[begin Extracted material]
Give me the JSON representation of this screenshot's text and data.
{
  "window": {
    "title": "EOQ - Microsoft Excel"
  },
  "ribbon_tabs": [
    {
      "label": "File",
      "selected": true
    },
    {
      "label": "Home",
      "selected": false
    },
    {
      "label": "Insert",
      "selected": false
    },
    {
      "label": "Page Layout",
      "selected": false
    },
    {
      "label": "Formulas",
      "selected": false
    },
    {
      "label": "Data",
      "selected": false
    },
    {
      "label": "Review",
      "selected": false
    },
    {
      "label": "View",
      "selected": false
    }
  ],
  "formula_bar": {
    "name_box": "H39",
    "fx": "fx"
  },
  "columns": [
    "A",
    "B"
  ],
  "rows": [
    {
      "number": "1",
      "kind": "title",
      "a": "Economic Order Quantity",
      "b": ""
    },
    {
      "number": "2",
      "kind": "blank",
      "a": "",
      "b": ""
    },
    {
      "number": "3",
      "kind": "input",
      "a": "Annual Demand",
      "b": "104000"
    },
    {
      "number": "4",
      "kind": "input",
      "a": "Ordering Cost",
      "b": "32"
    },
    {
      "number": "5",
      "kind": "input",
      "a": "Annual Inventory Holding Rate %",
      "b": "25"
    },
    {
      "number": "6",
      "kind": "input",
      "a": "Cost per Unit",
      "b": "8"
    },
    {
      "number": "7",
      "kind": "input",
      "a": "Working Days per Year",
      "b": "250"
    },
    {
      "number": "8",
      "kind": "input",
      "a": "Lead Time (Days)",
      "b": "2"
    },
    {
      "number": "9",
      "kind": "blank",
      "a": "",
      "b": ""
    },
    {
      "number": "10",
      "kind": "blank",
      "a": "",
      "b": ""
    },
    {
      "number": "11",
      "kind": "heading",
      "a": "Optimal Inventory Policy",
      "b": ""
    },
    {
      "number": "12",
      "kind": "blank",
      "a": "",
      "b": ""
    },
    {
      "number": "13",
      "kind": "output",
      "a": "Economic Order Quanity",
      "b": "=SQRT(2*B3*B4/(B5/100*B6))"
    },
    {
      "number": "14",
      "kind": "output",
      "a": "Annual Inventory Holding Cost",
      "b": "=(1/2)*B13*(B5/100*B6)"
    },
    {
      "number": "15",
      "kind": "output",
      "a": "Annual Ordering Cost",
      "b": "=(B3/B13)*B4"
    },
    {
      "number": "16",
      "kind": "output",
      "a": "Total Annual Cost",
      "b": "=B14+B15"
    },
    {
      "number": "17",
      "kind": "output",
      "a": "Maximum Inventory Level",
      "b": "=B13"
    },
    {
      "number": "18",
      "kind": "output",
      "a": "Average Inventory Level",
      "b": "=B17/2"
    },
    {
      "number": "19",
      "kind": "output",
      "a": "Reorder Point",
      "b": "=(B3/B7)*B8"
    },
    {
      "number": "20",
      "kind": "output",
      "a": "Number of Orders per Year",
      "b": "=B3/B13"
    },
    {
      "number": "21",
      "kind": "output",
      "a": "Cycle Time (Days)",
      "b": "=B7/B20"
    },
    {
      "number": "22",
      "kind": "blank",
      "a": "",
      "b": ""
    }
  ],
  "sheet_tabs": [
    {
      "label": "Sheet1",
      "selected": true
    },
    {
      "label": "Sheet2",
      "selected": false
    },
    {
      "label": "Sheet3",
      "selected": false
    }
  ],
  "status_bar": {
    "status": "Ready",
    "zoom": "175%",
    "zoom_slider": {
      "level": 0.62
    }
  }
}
[end Extracted material]
Every line of the data above should be copied exactly.

Give me the JSON representation of this screenshot's text and data.
{
  "window": {
    "title": "EOQ - Microsoft Excel"
  },
  "ribbon_tabs": [
    {
      "label": "File",
      "selected": true
    },
    {
      "label": "Home",
      "selected": false
    },
    {
      "label": "Insert",
      "selected": false
    },
    {
      "label": "Page Layout",
      "selected": false
    },
    {
      "label": "Formulas",
      "selected": false
    },
    {
      "label": "Data",
      "selected": false
    },
    {
      "label": "Review",
      "selected": false
    },
    {
      "label": "View",
      "selected": false
    }
  ],
  "formula_bar": {
    "name_box": "H39",
    "fx": "fx"
  },
  "columns": [
    "A",
    "B"
  ],
  "rows": [
    {
      "number": "1",
      "kind": "title",
      "a": "Economic Order Quantity",
      "b": ""
    },
    {
      "number": "2",
      "kind": "blank",
      "a": "",
      "b": ""
    },
    {
      "number": "3",
      "kind": "input",
      "a": "Annual Demand",
      "b": "104000"
    },
    {
      "number": "4",
      "kind": "input",
      "a": "Ordering Cost",
      "b": "32"
    },
    {
      "number": "5",
      "kind": "input",
      "a": "Annual Inventory Holding Rate %",
      "b": "25"
    },
    {
      "number": "6",
      "kind": "input",
      "a": "Cost per Unit",
      "b": "8"
    },
    {
      "number": "7",
      "kind": "input",
      "a": "Working Days per Year",
      "b": "250"
    },
    {
      "number": "8",
      "kind": "input",
      "a": "Lead Time (Days)",
      "b": "2"
    },
    {
      "number": "9",
      "kind": "blank",
      "a": "",
      "b": ""
    },
    {
      "number": "10",
      "kind": "blank",
      "a": "",
      "b": ""
    },
    {
      "number": "11",
      "kind": "heading",
      "a": "Optimal Inventory Policy",
      "b": ""
    },
    {
      "number": "12",
      "kind": "blank",
      "a": "",
      "b": ""
    },
    {
      "number": "13",
      "kind": "output",
      "a": "Economic Order Quanity",
      "b": "=SQRT(2*B3*B4/(B5/100*B6))"
    },
    {
      "number": "14",
      "kind": "output",
      "a": "Annual Inventory Holding Cost",
      "b": "=(1/2)*B13*(B5/100*B6)"
    },
    {
      "number": "15",
      "kind": "output",
      "a": "Annual Ordering Cost",
      "b": "=(B3/B13)*B4"
    },
    {
      "number": "16",
      "kind": "output",
      "a": "Total Annual Cost",
      "b": "=B14+B15"
    },
    {
      "number": "17",
      "kind": "output",
      "a": "Maximum Inventory Level",
      "b": "=B13"
    },
    {
      "number": "18",
      "kind": "output",
      "a": "Average Inventory Level",
      "b": "=B17/2"
    },
    {
      "number": "19",
      "kind": "output",
      "a": "Reorder Point",
      "b": "=(B3/B7)*B8"
    },
    {
      "number": "20",
      "kind": "output",
      "a": "Number of Orders per Year",
      "b": "=B3/B13"
    },
    {
      "number": "21",
      "kind": "output",
      "a": "Cycle Time (Days)",
      "b": "=B7/B20"
    },
    {
      "number": "22",
      "kind": "blank",
      "a": "",
      "b": ""
    }
  ],
  "sheet_tabs": [
    {
      "label": "Sheet1",
      "selected": true
    },
    {
      "label": "Sheet2",
      "selected": false
    },
    {
      "label": "Sheet3",
      "selected": false
    }
  ],
  "status_bar": {
    "status": "Ready",
    "zoom": "175%",
    "zoom_slider": {
      "level": 0.62
    }
  }
}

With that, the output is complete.